Return each line containing the string "absorption".
## Start Data extract
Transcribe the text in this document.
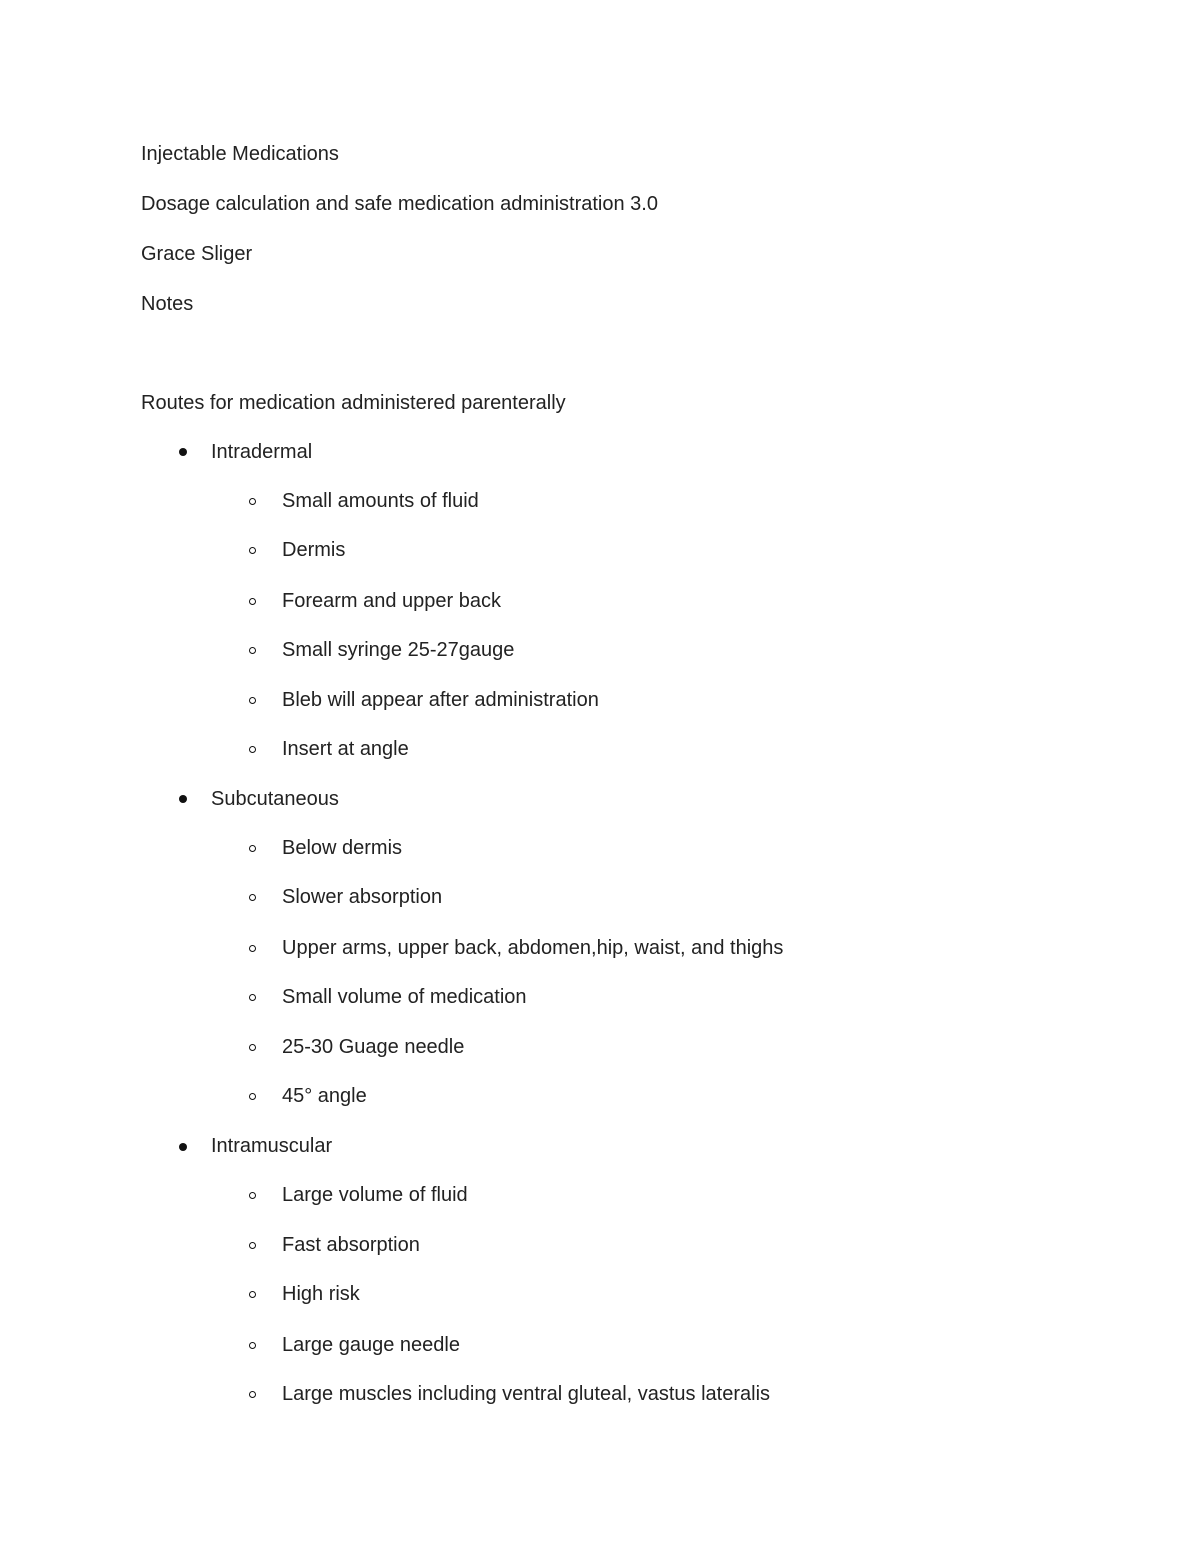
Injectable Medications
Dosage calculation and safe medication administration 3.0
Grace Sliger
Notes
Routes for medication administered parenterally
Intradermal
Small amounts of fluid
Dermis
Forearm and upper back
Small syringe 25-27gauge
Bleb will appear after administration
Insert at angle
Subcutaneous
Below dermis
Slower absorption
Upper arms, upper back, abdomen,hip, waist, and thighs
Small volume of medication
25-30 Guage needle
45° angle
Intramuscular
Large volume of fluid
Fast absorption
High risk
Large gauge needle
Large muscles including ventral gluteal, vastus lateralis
## End Data extract
Output for this task:
Slower absorption
Fast absorption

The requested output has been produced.